Item position entries:
※
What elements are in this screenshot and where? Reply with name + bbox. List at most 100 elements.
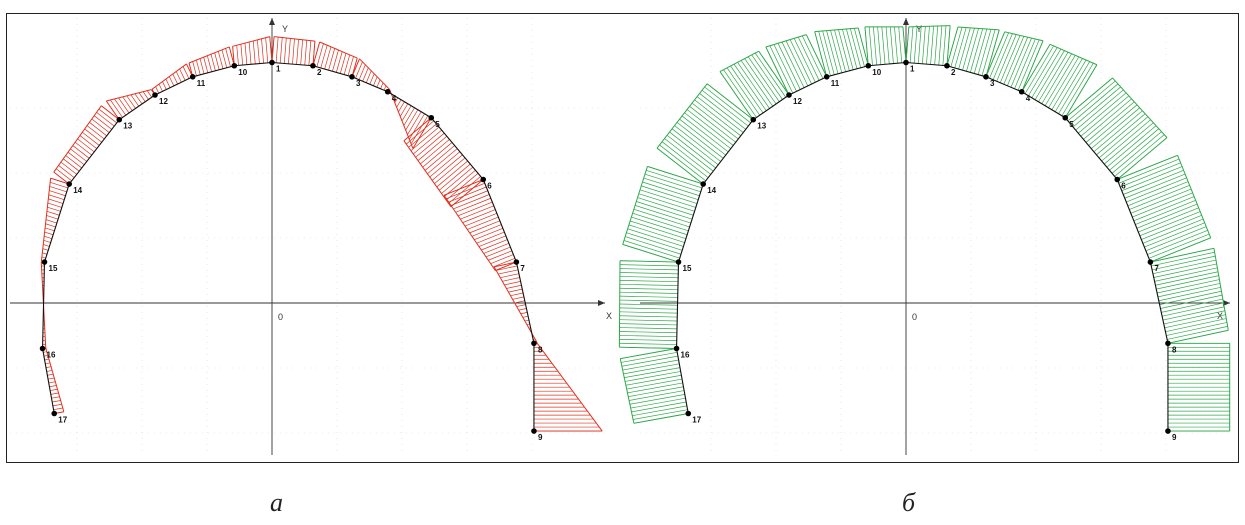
diagram-outline [957, 26, 1000, 31]
diagram-segment [622, 165, 704, 263]
hatch-line [970, 28, 984, 73]
hatch-line [1028, 47, 1058, 96]
hatch-line [1157, 279, 1220, 294]
hatch-line [47, 202, 62, 208]
hatch-line [1142, 218, 1204, 244]
diagram-outline [618, 260, 621, 348]
node-8 [1165, 340, 1171, 347]
hatch-line [630, 220, 687, 239]
diagram-segment [1117, 154, 1212, 263]
hatch-line [43, 244, 50, 247]
hatch-line [674, 125, 721, 162]
diagram-segment [719, 50, 790, 120]
hatch-line [424, 145, 455, 171]
frame-member [515, 261, 535, 344]
hatch-line [483, 242, 509, 254]
diagram-edge [450, 179, 484, 208]
hatch-line [408, 123, 437, 148]
diagram-outline [388, 88, 414, 149]
hatch-line [401, 105, 412, 122]
hatch-line [93, 115, 112, 130]
diagram-outline [319, 41, 358, 59]
hatch-line [664, 138, 711, 175]
hatch-line [304, 40, 308, 66]
frame-member [42, 348, 55, 414]
hatch-line [1147, 229, 1208, 255]
node-8 [531, 340, 537, 347]
hatch-line [169, 76, 175, 87]
frame-member [1116, 179, 1151, 263]
diagram-edge [985, 29, 1000, 77]
hatch-line [694, 99, 741, 137]
node-label-4: 4 [1026, 94, 1031, 103]
hatch-line [320, 45, 328, 69]
hatch-line [619, 283, 678, 286]
hatch-line [55, 168, 72, 182]
hatch-line [1139, 211, 1201, 237]
frame-member [868, 61, 907, 67]
hatch-line [49, 186, 67, 193]
hatch-line [619, 319, 678, 322]
hatch-line [1151, 251, 1215, 267]
diagram-segment [946, 26, 1000, 77]
hatch-line [631, 216, 688, 236]
diagram-outline [232, 36, 270, 47]
diagram-edge [1116, 137, 1168, 180]
hatch-line [48, 194, 65, 200]
node-label-5: 5 [1069, 120, 1074, 129]
hatch-line [1151, 255, 1216, 271]
hatch-line [467, 216, 499, 230]
node-11 [189, 74, 196, 80]
diagram-edge [1064, 77, 1113, 119]
frame-member [905, 61, 947, 67]
diagram-edge [271, 36, 275, 63]
frame-member [351, 76, 388, 93]
diagram-edge [1150, 247, 1215, 263]
hatch-line [913, 26, 918, 64]
hatch-line [881, 26, 886, 65]
hatch-line [624, 371, 681, 382]
hatch-line [898, 26, 903, 63]
node-label-8: 8 [538, 345, 543, 354]
diagram-segment [1167, 342, 1231, 432]
hatch-line [826, 30, 839, 74]
hatch-line [1007, 37, 1029, 86]
hatch-line [504, 281, 521, 286]
node-label-13: 13 [123, 122, 132, 131]
hatch-line [343, 54, 351, 75]
hatch-line [1121, 166, 1183, 192]
hatch-line [48, 198, 64, 204]
hatch-line [158, 83, 163, 92]
hatch-line [46, 370, 53, 372]
hatch-line [1075, 89, 1124, 131]
hatch-line [1133, 196, 1195, 222]
caption-a: а [270, 488, 283, 517]
hatch-line [853, 28, 865, 67]
hatch-line [621, 355, 678, 367]
hatch-line [822, 30, 835, 75]
hatch-line [79, 135, 97, 149]
hatch-line [744, 58, 777, 105]
diagram-edge [232, 46, 235, 66]
node-10 [231, 62, 238, 69]
diagram-edge [269, 36, 273, 63]
hatch-line [462, 209, 496, 223]
hatch-line [98, 108, 117, 124]
hatch-line [1164, 314, 1226, 329]
diagram-edge [620, 348, 677, 360]
hatch-line [1166, 322, 1228, 336]
hatch-line [252, 40, 256, 64]
hatch-line [723, 69, 757, 118]
hatch-line [1153, 263, 1217, 278]
hatch-line [50, 388, 58, 391]
frame-member [430, 117, 484, 180]
hatch-line [118, 97, 130, 114]
hatch-line [1078, 92, 1127, 134]
diagram-edge [620, 260, 679, 263]
hatch-line [308, 40, 312, 66]
hatch-line [639, 189, 696, 208]
diagram-segment [765, 34, 828, 96]
hatch-line [49, 190, 66, 197]
hatch-line [471, 224, 502, 237]
hatch-line [45, 362, 51, 365]
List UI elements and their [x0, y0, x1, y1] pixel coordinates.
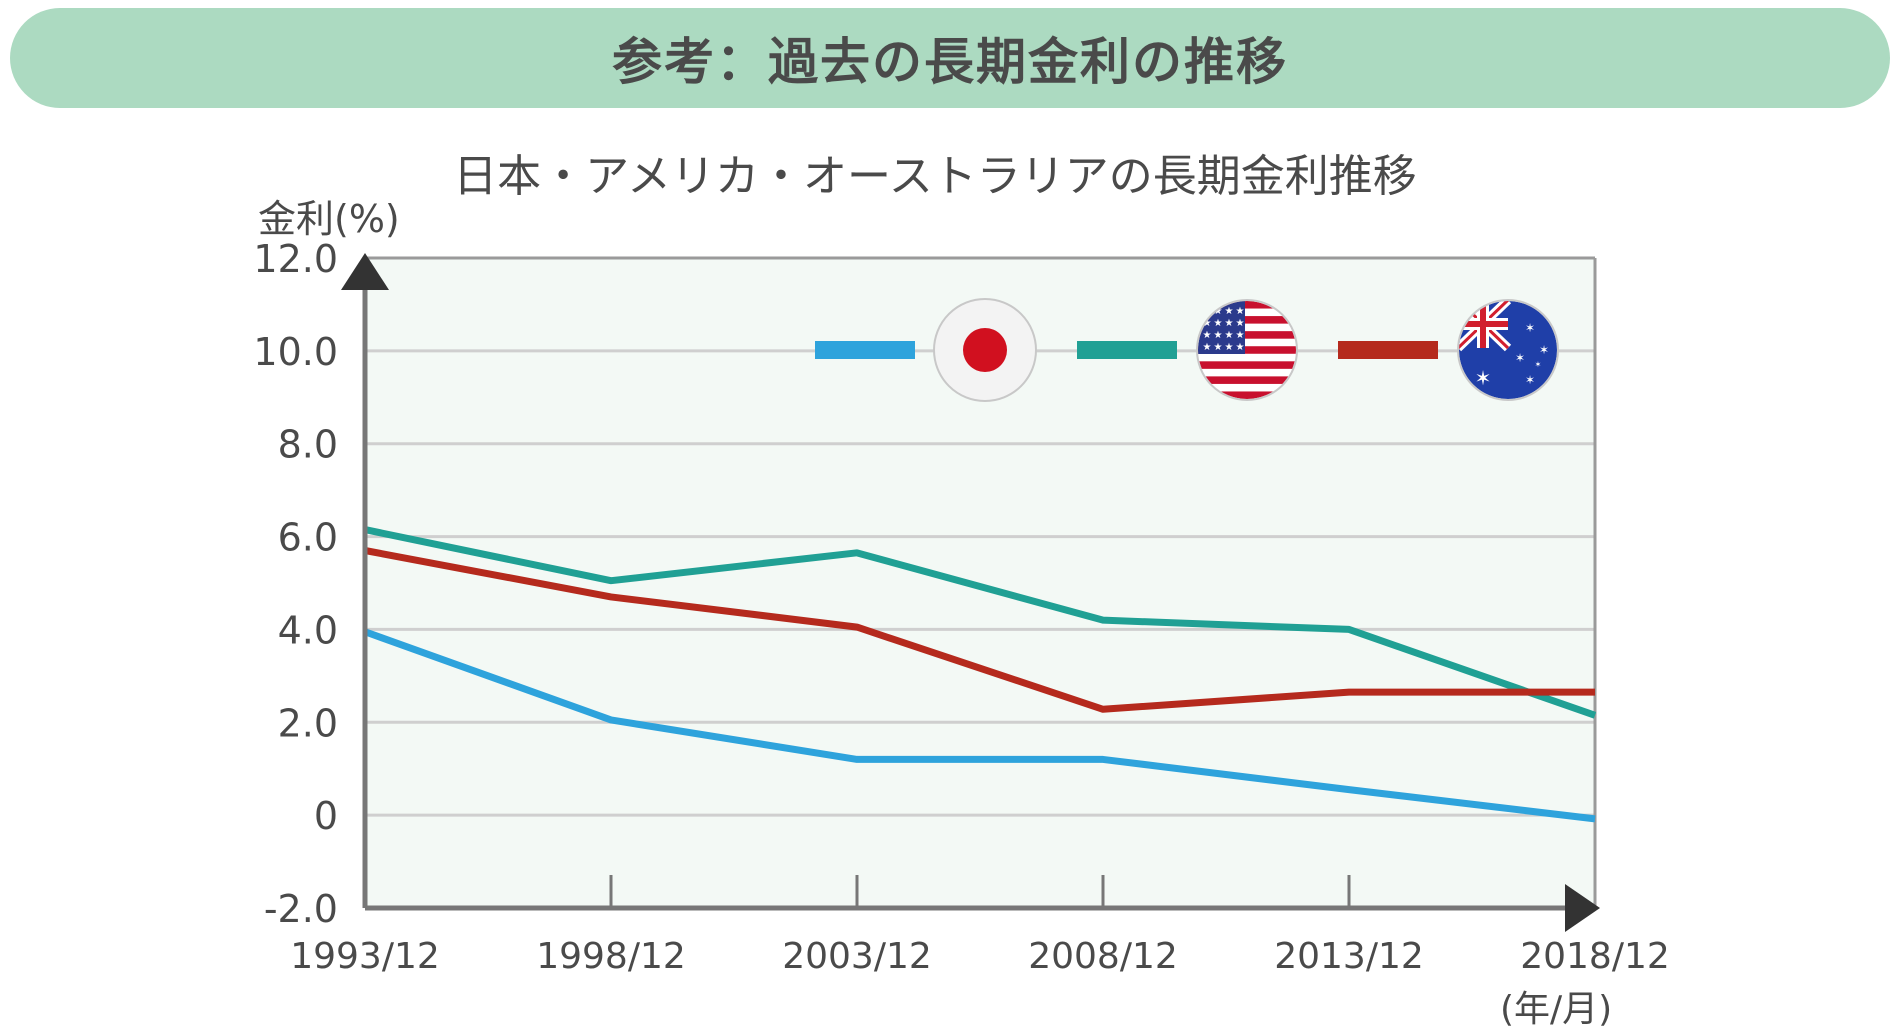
svg-text:✶: ✶ [1515, 351, 1525, 365]
svg-text:✶: ✶ [1475, 366, 1492, 390]
y-tick-label: 4.0 [278, 608, 338, 652]
svg-text:✶: ✶ [1535, 360, 1542, 369]
svg-text:★: ★ [1203, 342, 1212, 353]
legend-swatch-usa [1077, 341, 1177, 359]
chart-title: 日本・アメリカ・オーストラリアの長期金利推移 [453, 151, 1417, 202]
series-line-usa [364, 526, 1597, 719]
legend-swatch-australia [1338, 341, 1438, 359]
y-tick-label: -2.0 [264, 887, 338, 931]
page-title: 参考：過去の長期金利の推移 [612, 33, 1288, 91]
y-tick-label: 6.0 [278, 516, 338, 560]
series-line-australia [364, 547, 1595, 713]
header-banner: 参考：過去の長期金利の推移 [10, 8, 1890, 108]
legend-swatch-japan [815, 341, 915, 359]
svg-text:★: ★ [1214, 342, 1223, 353]
y-axis-label: 金利(%) [258, 197, 400, 241]
y-axis-arrow [341, 253, 389, 290]
svg-text:★: ★ [1203, 330, 1212, 341]
x-axis-arrow [1565, 884, 1600, 932]
x-tick-label: 1993/12 [290, 936, 440, 977]
x-tick-label: 2018/12 [1520, 936, 1670, 977]
svg-text:★: ★ [1225, 330, 1234, 341]
australia-flag-icon: ✶✶✶✶✶✶ [1457, 299, 1559, 401]
y-tick-label: 2.0 [278, 701, 338, 745]
usa-flag-icon: ★★★★★★★★★★★★★★★★ [1196, 299, 1298, 401]
japan-flag-icon [933, 298, 1037, 402]
x-tick-label: 2003/12 [782, 936, 932, 977]
svg-text:★: ★ [1236, 330, 1245, 341]
svg-text:★: ★ [1236, 306, 1245, 317]
svg-text:★: ★ [1214, 306, 1223, 317]
svg-text:★: ★ [1236, 318, 1245, 329]
svg-text:★: ★ [1236, 342, 1245, 353]
x-tick-label: 2008/12 [1028, 936, 1178, 977]
svg-text:★: ★ [1225, 342, 1234, 353]
svg-text:✶: ✶ [1525, 321, 1535, 335]
svg-text:✶: ✶ [1539, 343, 1549, 357]
y-tick-label: 0 [314, 794, 338, 838]
svg-text:★: ★ [1203, 318, 1212, 329]
svg-text:★: ★ [1225, 318, 1234, 329]
x-tick-label: 1998/12 [536, 936, 686, 977]
svg-text:★: ★ [1225, 306, 1234, 317]
series-line-japan [363, 628, 1596, 823]
svg-text:✶: ✶ [1525, 373, 1535, 387]
svg-text:★: ★ [1214, 318, 1223, 329]
svg-text:★: ★ [1214, 330, 1223, 341]
y-tick-label: 8.0 [278, 423, 338, 467]
x-axis-label: (年/月) [1500, 989, 1613, 1030]
y-tick-label: 10.0 [253, 330, 338, 374]
y-tick-label: 12.0 [253, 237, 338, 281]
x-tick-label: 2013/12 [1274, 936, 1424, 977]
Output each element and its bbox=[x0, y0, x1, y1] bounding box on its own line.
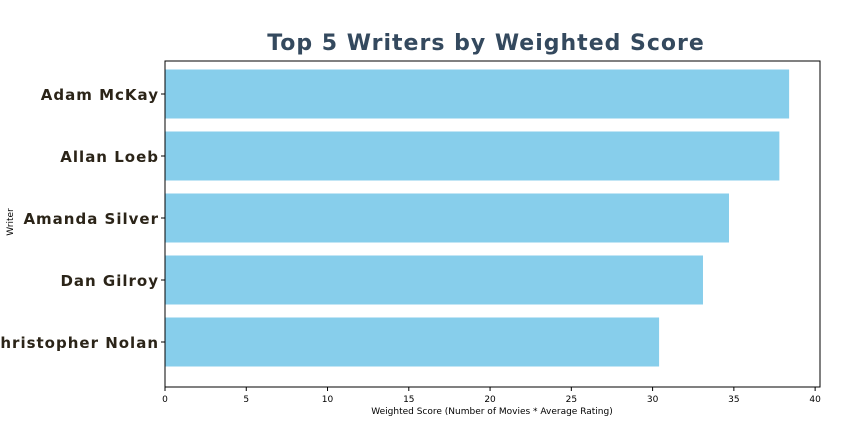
x-tick-label-10: 10 bbox=[322, 395, 334, 405]
bar-adam-mckay bbox=[165, 69, 790, 119]
y-tick-label-christopher-nolan: Christopher Nolan bbox=[0, 334, 159, 352]
x-tick-label-20: 20 bbox=[484, 395, 496, 405]
x-tick-label-40: 40 bbox=[809, 395, 821, 405]
bars-layer bbox=[165, 69, 790, 367]
bar-dan-gilroy bbox=[165, 255, 703, 305]
plot-frame bbox=[164, 60, 821, 388]
bar-allan-loeb bbox=[165, 131, 780, 181]
chart-title: Top 5 Writers by Weighted Score bbox=[267, 31, 705, 56]
x-tick-layer: 0 5 10 15 20 25 30 35 40 bbox=[162, 387, 821, 405]
bar-amanda-silver bbox=[165, 193, 729, 243]
y-tick-layer: Adam McKay Allan Loeb Amanda Silver Dan Gil… bbox=[0, 86, 165, 352]
y-tick-label-adam-mckay: Adam McKay bbox=[41, 86, 159, 104]
y-tick-label-dan-gilroy: Dan Gilroy bbox=[60, 272, 159, 290]
x-tick-label-5: 5 bbox=[243, 395, 249, 405]
y-axis-label: Writer bbox=[6, 208, 16, 236]
y-tick-label-amanda-silver: Amanda Silver bbox=[23, 210, 159, 228]
x-tick-label-30: 30 bbox=[647, 395, 659, 405]
x-tick-label-25: 25 bbox=[566, 395, 577, 405]
x-tick-label-0: 0 bbox=[162, 395, 168, 405]
bar-christopher-nolan bbox=[165, 317, 660, 367]
x-tick-label-15: 15 bbox=[403, 395, 414, 405]
y-tick-label-allan-loeb: Allan Loeb bbox=[60, 148, 159, 166]
x-tick-label-35: 35 bbox=[728, 395, 739, 405]
x-axis-label: Weighted Score (Number of Movies * Avera… bbox=[371, 407, 613, 417]
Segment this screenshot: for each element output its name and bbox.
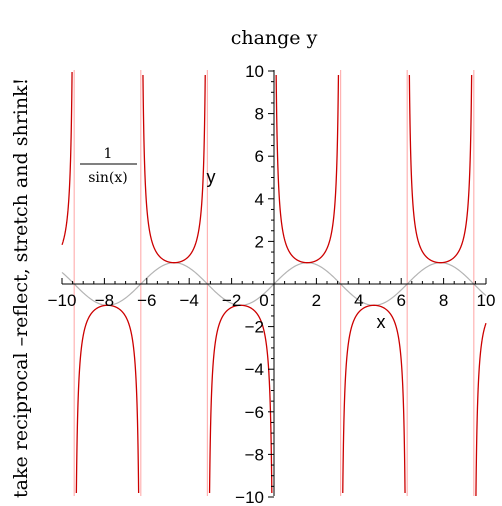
fraction-denominator: sin(x) [88,170,128,186]
side-caption: take reciprocal –reflect, stretch and sh… [10,78,32,498]
x-tick-label: 8 [439,291,448,310]
x-tick-label: 10 [477,291,496,310]
y-tick-label: −10 [235,488,264,506]
x-tick-label: 6 [396,291,405,310]
y-tick-label: 6 [255,147,264,166]
reciprocal-branch [142,75,206,264]
y-tick-label: −8 [245,445,264,464]
tick-labels: −10 −8 −6 −4 −2 0 2 4 6 8 10 −10 −8 −6 −4 −2 2 4 6 8 10 [48,62,496,506]
x-tick-label: −6 [137,291,156,310]
chart-title: change y [231,27,318,49]
x-tick-label: 0 [259,291,268,310]
y-tick-label: −4 [245,360,264,379]
reciprocal-branch [342,304,406,493]
reciprocal-branch [208,304,273,493]
reciprocal-branch [61,72,73,246]
y-tick-label: 8 [255,105,264,124]
series-reciprocal-sin [61,72,487,496]
fraction-numerator: 1 [104,146,113,162]
x-tick-label: 4 [354,291,363,310]
y-tick-label: −6 [245,403,264,422]
reciprocal-branch [75,304,140,493]
reciprocal-branch [275,75,340,264]
x-tick-label: −10 [48,291,77,310]
y-tick-label: 4 [255,190,264,209]
x-tick-label: −2 [222,291,241,310]
y-tick-label: 10 [245,62,264,81]
y-axis-label: y [207,167,216,187]
reciprocal-branch [408,75,473,264]
x-tick-label: −8 [95,291,114,310]
axis-ticks [61,70,487,498]
y-tick-label: 2 [255,232,264,251]
reciprocal-branch [475,322,487,496]
fraction-annotation: 1 sin(x) [80,146,137,186]
x-axis-label: x [377,312,386,332]
y-tick-label: −2 [245,318,264,337]
x-tick-label: −4 [180,291,199,310]
asymptote-lines [73,70,475,496]
x-tick-label: 2 [312,291,321,310]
※
## REQUIRED TASK
List every line in the items above that contains the string "series", matching case exactly.

## EXPECTED ANSWER
series-line-usa [364, 526, 1597, 719]
series-line-australia [364, 547, 1595, 713]
series-line-japan [363, 628, 1596, 823]
series-reciprocal-sin [61,72,487,496]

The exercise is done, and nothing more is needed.